_WHAT THIS TASK INVOLVES_: Keep only the lines of the data below that contain "image", and copy them.

_DATA FOR THIS EXERCISE_:
────────────────────────────────────────

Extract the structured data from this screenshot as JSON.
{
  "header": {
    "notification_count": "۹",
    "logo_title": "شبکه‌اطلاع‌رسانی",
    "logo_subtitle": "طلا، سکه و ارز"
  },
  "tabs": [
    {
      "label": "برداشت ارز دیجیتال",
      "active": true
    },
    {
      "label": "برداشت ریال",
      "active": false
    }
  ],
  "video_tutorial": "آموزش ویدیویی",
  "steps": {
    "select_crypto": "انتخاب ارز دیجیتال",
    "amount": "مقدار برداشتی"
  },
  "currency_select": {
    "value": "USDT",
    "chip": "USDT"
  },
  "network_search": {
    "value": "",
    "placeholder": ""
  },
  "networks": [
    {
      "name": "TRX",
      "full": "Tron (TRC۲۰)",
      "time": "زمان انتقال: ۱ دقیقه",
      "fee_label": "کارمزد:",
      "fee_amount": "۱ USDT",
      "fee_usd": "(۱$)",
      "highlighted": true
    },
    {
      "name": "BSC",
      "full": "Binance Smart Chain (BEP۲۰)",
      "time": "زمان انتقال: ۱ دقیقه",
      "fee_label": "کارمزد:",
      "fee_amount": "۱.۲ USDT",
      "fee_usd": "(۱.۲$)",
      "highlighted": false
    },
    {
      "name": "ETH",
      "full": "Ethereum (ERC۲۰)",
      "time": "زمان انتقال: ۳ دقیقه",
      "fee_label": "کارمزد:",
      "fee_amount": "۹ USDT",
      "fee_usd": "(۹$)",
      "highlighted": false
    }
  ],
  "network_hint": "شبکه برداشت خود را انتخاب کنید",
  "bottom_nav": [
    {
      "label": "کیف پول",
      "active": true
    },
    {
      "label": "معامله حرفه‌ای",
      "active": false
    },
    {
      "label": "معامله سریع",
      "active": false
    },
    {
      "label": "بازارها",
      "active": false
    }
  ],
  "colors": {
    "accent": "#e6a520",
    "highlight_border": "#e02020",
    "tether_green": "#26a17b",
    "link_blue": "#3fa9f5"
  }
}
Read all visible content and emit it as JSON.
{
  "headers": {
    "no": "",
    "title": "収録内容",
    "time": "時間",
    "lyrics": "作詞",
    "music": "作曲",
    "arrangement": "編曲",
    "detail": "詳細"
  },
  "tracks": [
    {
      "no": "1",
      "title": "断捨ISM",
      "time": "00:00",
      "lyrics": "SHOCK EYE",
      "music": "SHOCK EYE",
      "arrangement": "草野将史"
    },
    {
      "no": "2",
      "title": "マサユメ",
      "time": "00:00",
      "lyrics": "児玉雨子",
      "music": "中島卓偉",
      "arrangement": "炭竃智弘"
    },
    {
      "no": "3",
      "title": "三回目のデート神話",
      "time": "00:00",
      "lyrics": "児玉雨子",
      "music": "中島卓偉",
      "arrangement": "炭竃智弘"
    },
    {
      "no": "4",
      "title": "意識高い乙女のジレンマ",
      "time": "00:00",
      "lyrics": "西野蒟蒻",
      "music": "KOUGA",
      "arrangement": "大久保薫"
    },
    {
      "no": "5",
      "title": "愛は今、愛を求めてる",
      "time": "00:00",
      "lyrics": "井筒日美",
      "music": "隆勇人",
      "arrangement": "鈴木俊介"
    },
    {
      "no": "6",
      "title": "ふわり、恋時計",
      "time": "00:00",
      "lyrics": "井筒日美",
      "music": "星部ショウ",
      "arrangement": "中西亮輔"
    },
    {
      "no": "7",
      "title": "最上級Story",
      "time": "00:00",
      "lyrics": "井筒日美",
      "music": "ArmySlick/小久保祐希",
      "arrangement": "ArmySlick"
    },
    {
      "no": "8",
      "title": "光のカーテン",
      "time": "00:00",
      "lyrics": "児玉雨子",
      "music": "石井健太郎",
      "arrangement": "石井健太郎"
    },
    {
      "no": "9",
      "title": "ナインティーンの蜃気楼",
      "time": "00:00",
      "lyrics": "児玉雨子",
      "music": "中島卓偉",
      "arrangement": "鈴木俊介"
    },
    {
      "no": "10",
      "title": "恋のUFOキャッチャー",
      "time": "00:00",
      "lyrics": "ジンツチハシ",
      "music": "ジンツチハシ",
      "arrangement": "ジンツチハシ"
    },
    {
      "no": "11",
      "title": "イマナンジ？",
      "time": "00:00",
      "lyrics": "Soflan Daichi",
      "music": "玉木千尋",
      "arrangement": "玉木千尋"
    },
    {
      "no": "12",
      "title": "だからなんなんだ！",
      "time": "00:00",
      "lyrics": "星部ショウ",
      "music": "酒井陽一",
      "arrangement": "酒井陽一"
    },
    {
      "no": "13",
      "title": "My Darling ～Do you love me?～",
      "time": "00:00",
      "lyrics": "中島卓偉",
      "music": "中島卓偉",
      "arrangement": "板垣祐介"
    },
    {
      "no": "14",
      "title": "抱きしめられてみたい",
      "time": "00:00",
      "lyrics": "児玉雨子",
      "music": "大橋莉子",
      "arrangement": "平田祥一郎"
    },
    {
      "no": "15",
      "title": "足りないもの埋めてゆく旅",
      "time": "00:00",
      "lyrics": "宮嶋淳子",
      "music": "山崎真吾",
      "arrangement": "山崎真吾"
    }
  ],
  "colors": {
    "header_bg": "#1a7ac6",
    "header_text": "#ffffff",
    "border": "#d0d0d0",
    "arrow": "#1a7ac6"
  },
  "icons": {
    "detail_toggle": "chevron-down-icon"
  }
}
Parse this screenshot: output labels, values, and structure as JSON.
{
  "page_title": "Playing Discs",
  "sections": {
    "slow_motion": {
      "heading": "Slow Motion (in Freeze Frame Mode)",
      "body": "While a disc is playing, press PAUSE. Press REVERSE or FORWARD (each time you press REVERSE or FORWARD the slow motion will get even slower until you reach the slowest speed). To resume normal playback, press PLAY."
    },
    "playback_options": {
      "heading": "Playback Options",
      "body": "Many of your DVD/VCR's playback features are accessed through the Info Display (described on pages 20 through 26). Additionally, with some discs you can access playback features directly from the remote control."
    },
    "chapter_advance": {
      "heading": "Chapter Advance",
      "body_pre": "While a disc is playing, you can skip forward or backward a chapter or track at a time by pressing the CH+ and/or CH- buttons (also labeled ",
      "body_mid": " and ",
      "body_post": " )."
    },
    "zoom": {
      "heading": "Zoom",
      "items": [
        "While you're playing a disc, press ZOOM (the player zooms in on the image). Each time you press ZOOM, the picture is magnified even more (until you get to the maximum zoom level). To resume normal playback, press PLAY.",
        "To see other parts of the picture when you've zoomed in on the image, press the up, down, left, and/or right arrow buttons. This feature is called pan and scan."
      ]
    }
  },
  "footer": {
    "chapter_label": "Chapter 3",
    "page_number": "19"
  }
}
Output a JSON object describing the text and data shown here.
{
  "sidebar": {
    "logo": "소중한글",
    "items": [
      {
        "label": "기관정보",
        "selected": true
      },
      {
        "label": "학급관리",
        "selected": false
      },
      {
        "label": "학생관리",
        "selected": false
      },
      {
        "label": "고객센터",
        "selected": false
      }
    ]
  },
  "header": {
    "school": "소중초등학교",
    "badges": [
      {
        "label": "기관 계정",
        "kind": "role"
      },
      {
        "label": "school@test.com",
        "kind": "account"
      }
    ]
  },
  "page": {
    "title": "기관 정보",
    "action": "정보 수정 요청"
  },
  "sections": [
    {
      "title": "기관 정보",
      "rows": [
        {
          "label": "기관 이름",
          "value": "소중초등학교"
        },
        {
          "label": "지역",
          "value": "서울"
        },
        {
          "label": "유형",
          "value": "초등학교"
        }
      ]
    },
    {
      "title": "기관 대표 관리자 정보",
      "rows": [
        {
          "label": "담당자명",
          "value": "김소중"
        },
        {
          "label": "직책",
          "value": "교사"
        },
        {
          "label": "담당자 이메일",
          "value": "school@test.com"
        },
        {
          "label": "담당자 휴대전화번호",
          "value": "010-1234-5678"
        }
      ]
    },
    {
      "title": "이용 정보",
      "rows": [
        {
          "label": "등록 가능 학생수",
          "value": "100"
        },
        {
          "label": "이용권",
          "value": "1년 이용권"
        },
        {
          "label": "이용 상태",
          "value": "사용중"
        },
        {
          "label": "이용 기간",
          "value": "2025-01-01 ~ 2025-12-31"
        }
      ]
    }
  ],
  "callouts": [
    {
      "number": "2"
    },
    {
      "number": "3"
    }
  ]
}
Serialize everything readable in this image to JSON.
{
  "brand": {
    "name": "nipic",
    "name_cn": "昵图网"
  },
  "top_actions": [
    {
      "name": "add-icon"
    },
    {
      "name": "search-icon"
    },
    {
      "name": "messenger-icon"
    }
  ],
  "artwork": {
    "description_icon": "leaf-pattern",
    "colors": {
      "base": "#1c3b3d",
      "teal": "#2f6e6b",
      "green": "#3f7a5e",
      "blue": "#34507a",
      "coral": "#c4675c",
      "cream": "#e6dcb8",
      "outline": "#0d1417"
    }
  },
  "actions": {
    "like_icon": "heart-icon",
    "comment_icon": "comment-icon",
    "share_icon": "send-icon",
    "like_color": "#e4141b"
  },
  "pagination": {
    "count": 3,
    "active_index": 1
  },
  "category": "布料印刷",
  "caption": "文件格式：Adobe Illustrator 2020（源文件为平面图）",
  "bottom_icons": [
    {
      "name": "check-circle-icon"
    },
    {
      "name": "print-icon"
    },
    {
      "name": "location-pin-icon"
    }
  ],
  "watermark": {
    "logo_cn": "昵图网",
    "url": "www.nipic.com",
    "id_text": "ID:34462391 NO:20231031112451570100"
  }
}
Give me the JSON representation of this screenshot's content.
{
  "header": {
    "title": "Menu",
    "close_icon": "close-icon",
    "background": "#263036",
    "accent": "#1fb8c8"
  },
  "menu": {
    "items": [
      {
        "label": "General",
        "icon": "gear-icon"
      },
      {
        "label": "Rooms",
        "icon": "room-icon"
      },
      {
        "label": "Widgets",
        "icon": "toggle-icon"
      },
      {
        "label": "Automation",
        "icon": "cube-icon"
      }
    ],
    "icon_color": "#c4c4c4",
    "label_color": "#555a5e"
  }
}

────────────────────────────────────────

_COMPLETE ANSWER_:
        "While you're playing a disc, press ZOOM (the player zooms in on the image). Each time you press ZOOM, the picture is magnified even more (until you get to the maximum zoom level). To resume normal playback, press PLAY.",
        "To see other parts of the picture when you've zoomed in on the image, press the up, down, left, and/or right arrow buttons. This feature is called pan and scan."
Serialize everything readable in this image to JSON.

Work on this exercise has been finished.